- DIRECTIONS FOR THIS TASK -
Find the word "Nowak" in the material below and gather every line that contains it.

- PROVIDED MATERIAL -
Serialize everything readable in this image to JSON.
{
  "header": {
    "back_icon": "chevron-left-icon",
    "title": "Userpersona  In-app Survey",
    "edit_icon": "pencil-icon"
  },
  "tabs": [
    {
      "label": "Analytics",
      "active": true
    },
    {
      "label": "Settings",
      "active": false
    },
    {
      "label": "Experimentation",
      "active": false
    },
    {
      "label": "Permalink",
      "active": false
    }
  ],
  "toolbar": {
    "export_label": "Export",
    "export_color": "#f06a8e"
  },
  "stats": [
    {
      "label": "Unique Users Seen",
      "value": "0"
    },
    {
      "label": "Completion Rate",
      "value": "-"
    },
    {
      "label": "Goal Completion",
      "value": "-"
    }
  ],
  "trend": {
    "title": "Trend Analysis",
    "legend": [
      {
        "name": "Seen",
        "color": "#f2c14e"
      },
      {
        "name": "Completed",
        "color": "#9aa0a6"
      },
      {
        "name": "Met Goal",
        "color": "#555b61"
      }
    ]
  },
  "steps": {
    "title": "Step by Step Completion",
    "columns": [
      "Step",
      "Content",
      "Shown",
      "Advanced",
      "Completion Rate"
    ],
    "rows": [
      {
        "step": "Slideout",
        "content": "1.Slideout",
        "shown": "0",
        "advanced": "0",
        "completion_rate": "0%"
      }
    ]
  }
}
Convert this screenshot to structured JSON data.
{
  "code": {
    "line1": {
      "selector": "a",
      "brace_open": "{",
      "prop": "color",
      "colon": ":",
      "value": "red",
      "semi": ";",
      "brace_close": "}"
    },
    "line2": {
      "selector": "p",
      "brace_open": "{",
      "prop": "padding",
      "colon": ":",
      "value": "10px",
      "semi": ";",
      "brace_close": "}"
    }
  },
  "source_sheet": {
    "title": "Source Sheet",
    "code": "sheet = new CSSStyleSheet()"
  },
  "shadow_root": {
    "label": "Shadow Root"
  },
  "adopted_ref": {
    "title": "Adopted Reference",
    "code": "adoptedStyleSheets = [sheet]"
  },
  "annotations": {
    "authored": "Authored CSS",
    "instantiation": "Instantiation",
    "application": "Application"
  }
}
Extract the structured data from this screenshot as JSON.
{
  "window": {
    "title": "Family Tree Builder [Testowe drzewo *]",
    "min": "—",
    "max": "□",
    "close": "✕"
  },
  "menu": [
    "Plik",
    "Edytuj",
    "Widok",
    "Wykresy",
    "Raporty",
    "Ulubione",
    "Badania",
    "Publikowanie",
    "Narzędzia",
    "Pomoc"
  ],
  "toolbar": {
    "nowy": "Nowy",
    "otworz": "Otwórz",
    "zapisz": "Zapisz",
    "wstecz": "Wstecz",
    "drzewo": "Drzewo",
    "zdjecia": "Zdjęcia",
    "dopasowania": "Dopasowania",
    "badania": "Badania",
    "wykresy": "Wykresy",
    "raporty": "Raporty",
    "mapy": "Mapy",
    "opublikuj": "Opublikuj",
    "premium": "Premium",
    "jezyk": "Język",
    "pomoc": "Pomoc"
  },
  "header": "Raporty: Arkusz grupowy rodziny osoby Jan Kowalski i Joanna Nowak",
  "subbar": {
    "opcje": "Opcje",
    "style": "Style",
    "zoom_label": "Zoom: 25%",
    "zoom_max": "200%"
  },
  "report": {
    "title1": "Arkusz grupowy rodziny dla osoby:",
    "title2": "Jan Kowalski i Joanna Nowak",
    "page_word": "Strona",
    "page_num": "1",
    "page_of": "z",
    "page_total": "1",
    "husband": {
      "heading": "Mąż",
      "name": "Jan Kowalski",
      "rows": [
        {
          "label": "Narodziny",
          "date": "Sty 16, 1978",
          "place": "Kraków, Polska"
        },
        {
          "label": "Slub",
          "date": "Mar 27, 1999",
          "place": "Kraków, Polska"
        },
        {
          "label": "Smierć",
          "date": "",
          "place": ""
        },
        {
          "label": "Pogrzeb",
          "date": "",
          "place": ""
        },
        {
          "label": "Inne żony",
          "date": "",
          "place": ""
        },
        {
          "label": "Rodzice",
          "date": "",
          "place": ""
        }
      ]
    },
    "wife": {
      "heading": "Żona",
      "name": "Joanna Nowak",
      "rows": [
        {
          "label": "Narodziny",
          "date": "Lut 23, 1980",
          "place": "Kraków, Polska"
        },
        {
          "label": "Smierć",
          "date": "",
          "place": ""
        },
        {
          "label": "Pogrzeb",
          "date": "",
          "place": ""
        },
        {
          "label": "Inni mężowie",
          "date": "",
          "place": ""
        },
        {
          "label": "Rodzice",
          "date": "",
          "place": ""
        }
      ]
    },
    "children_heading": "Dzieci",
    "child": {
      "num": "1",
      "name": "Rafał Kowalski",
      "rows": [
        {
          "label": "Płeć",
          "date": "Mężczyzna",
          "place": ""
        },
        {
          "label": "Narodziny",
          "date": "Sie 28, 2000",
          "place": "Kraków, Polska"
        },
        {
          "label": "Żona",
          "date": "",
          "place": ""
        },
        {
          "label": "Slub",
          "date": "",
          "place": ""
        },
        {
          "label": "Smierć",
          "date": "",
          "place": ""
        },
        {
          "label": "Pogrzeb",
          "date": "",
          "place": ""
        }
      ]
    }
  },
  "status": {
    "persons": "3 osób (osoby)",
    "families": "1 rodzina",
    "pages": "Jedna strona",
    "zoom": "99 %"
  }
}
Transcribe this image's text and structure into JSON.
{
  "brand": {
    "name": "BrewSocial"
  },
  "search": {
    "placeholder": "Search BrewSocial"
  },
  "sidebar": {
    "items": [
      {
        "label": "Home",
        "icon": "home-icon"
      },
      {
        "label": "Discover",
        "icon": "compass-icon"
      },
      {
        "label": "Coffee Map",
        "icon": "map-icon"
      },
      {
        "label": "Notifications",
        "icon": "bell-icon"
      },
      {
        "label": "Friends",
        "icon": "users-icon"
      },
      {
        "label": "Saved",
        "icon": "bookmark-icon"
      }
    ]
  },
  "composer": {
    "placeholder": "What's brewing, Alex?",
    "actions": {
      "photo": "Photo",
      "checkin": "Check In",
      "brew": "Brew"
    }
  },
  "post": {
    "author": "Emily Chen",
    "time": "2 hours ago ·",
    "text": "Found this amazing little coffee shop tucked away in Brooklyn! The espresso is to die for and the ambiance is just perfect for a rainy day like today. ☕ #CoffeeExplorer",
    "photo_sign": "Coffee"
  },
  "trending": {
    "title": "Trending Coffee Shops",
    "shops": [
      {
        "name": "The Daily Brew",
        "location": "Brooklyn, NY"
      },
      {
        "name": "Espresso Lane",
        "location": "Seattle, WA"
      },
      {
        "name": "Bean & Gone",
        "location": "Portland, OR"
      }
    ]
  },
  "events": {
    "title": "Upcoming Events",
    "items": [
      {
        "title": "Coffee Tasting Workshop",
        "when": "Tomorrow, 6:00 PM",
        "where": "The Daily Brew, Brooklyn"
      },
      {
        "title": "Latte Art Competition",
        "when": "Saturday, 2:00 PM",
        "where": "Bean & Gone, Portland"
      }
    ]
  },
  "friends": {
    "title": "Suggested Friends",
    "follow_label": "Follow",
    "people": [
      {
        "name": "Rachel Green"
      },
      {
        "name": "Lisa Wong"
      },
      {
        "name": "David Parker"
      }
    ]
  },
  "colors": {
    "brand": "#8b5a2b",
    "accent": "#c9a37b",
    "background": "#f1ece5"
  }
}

- TASK RESPONSE -
  "header": "Raporty: Arkusz grupowy rodziny osoby Jan Kowalski i Joanna Nowak",
    "title2": "Jan Kowalski i Joanna Nowak",
      "name": "Joanna Nowak",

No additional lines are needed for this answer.